> Exercise directions: Extract each line of the records below that contains the word "圆柱的认识".

(Stored records)
************

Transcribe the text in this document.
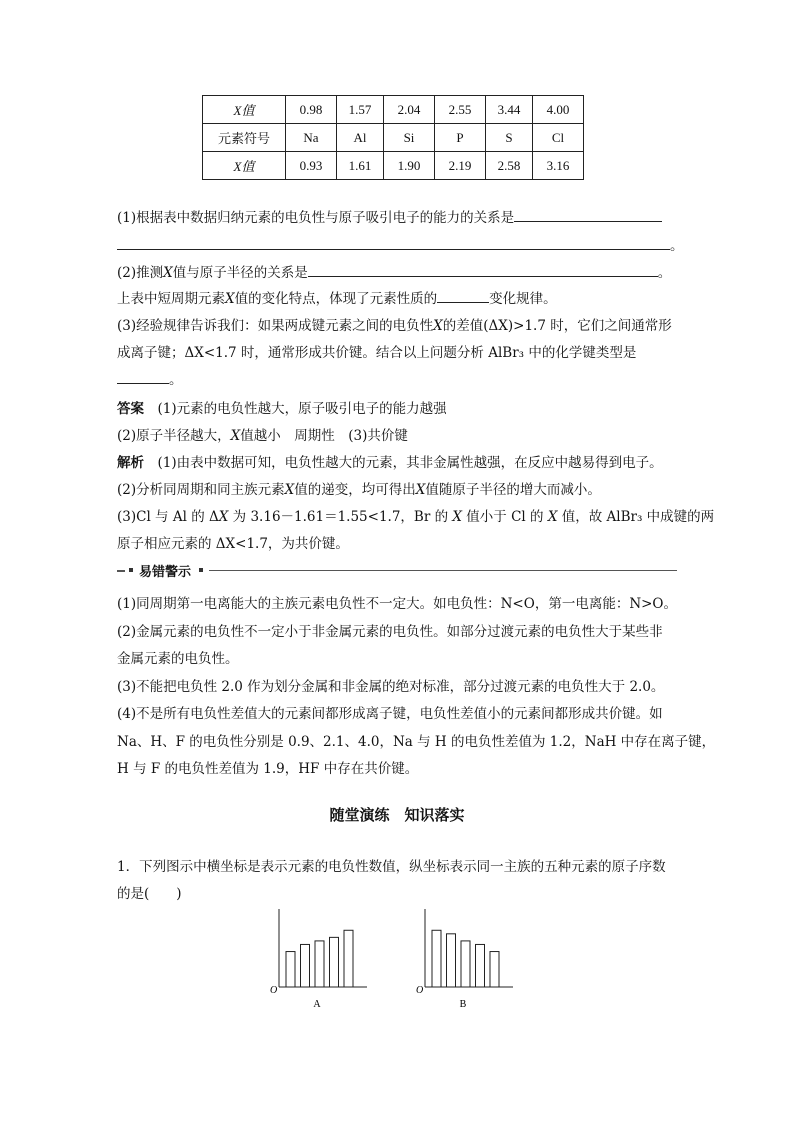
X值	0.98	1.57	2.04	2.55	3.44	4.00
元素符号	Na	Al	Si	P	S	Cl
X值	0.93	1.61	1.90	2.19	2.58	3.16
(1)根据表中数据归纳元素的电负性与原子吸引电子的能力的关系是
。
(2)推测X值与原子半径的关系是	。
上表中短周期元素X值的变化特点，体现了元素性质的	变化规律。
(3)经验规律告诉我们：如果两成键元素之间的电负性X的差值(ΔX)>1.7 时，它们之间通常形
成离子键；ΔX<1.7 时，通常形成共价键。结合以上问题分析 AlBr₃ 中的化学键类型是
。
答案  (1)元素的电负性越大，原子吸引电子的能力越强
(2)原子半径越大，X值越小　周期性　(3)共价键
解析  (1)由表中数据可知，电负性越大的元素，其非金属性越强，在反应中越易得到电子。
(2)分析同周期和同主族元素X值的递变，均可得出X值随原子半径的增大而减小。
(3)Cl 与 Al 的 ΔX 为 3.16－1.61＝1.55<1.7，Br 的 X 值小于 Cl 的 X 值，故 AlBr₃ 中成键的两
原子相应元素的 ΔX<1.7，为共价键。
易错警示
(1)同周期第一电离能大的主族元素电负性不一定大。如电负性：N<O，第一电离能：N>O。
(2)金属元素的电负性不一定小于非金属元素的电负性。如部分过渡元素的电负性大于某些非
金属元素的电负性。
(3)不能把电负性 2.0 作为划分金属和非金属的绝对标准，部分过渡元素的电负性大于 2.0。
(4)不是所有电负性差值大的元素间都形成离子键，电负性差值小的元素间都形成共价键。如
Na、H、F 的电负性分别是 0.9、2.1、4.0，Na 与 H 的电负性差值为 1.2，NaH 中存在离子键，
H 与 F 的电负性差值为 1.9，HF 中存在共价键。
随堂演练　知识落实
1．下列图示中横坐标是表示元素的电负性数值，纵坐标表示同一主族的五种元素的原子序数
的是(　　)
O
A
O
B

************

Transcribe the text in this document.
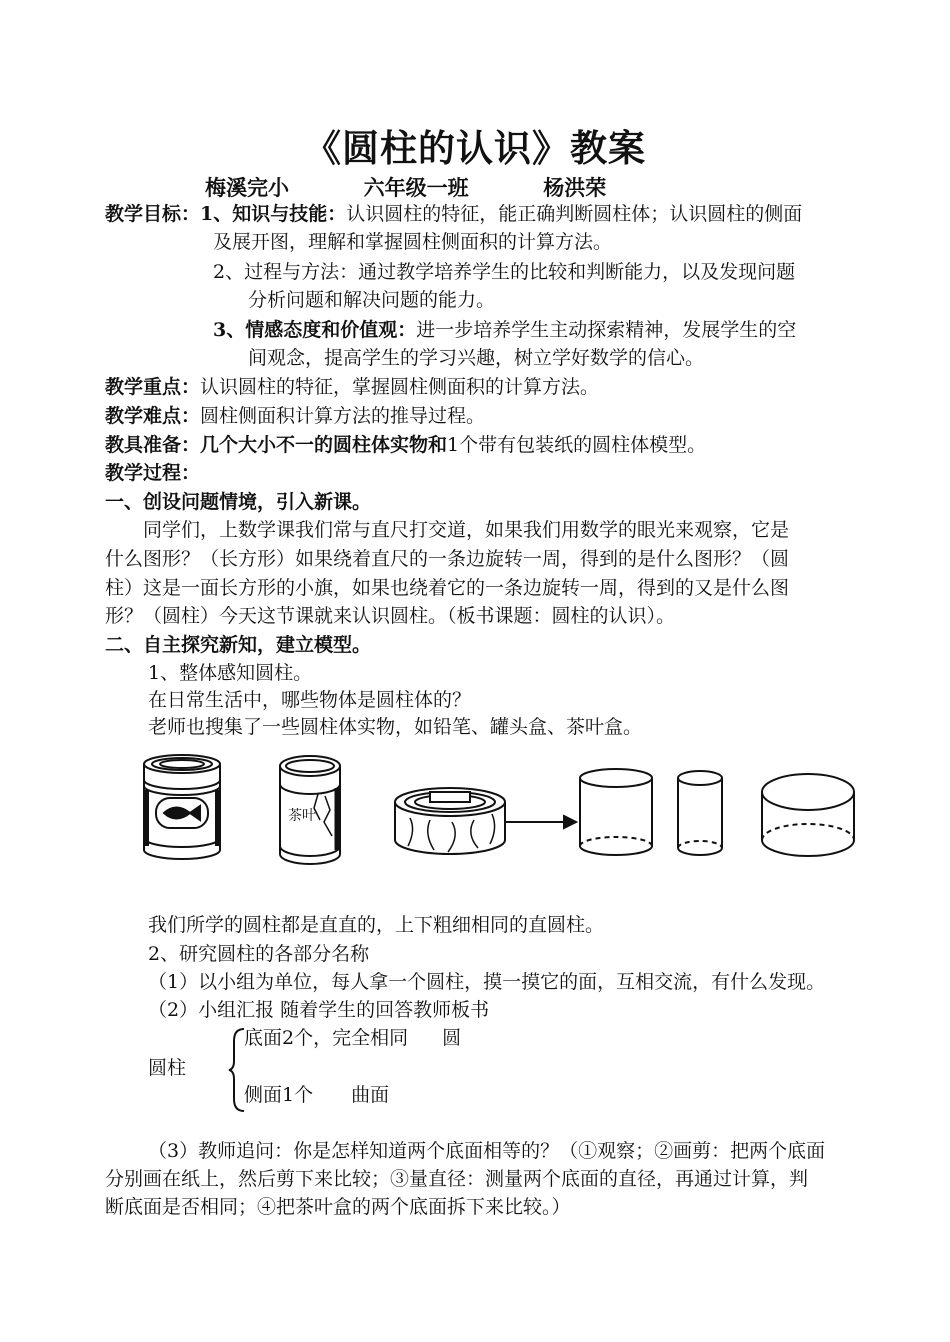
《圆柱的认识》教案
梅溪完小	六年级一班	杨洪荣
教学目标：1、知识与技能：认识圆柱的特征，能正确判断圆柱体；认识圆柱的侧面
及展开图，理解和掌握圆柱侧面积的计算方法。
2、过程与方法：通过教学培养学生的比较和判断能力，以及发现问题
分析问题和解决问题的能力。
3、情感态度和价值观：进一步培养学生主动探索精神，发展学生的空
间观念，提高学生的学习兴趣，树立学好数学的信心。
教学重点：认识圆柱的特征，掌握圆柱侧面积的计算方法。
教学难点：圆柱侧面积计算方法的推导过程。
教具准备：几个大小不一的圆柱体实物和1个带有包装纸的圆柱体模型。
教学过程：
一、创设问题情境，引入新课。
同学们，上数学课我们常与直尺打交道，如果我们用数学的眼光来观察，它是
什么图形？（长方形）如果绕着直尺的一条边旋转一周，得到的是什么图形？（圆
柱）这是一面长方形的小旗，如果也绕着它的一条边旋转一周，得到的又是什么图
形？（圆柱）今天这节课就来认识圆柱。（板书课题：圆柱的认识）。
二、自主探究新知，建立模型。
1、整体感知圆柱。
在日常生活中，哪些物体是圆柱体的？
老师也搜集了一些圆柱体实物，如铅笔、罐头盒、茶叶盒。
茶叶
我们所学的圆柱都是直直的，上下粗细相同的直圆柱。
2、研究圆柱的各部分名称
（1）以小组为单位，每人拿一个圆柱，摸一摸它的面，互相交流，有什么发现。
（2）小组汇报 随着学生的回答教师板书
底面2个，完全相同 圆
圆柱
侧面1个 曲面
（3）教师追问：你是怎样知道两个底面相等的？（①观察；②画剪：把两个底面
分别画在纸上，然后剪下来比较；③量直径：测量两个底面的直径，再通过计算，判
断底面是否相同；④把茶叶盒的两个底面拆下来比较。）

************

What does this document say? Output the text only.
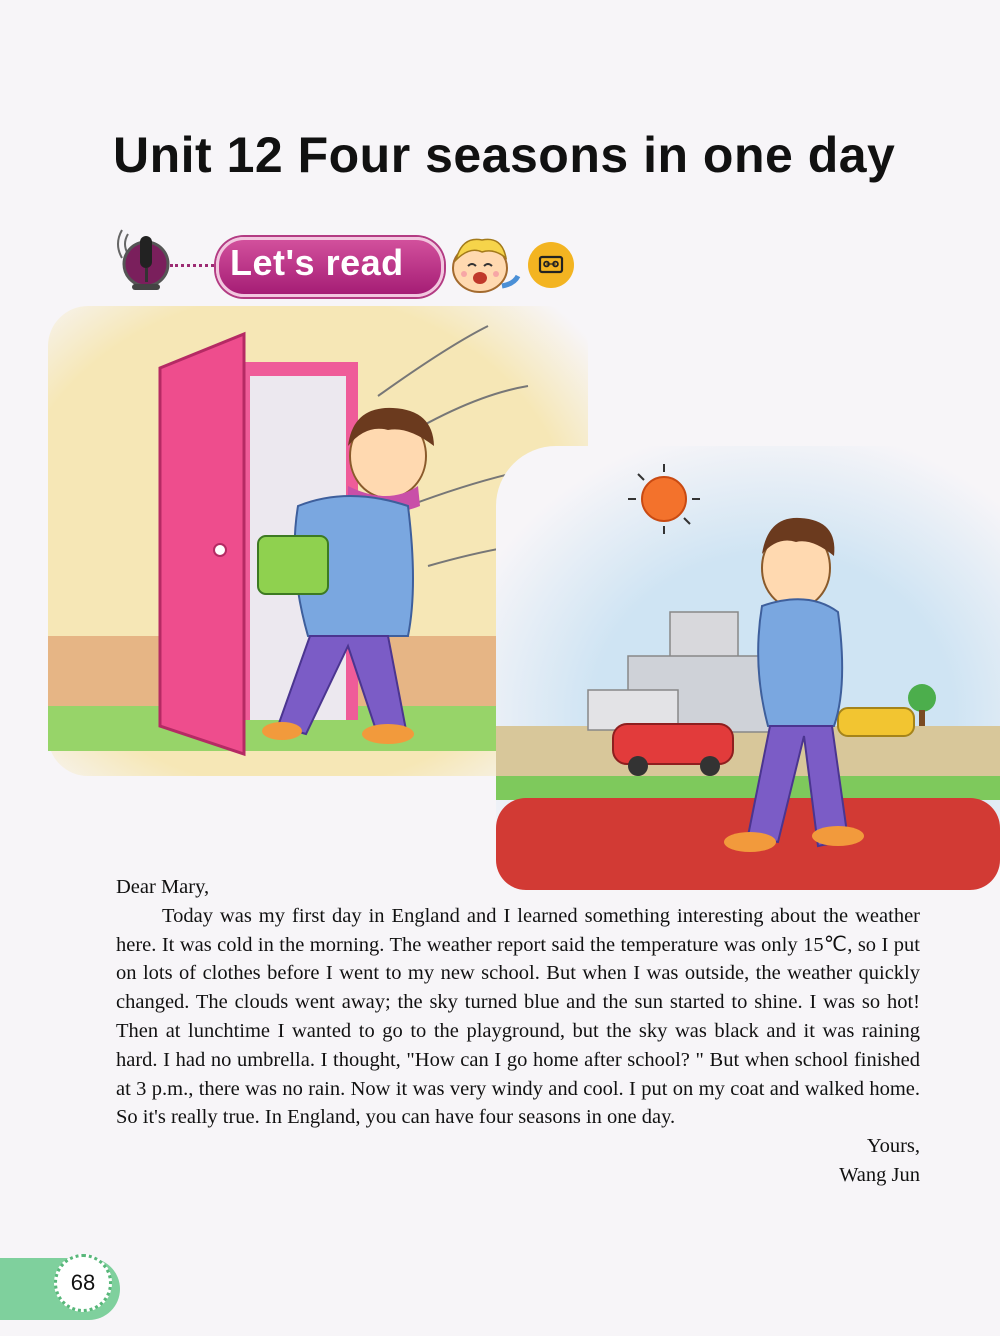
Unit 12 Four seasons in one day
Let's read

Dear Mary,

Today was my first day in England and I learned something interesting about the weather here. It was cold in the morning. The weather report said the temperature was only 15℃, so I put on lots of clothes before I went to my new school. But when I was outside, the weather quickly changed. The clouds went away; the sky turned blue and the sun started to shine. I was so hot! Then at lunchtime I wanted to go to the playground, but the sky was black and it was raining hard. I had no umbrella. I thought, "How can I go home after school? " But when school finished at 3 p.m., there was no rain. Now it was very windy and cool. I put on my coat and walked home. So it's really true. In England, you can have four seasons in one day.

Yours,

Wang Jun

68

************

> Solution for this exercise:
《圆柱的认识》教案
形？（圆柱）今天这节课就来认识圆柱。（板书课题：圆柱的认识）。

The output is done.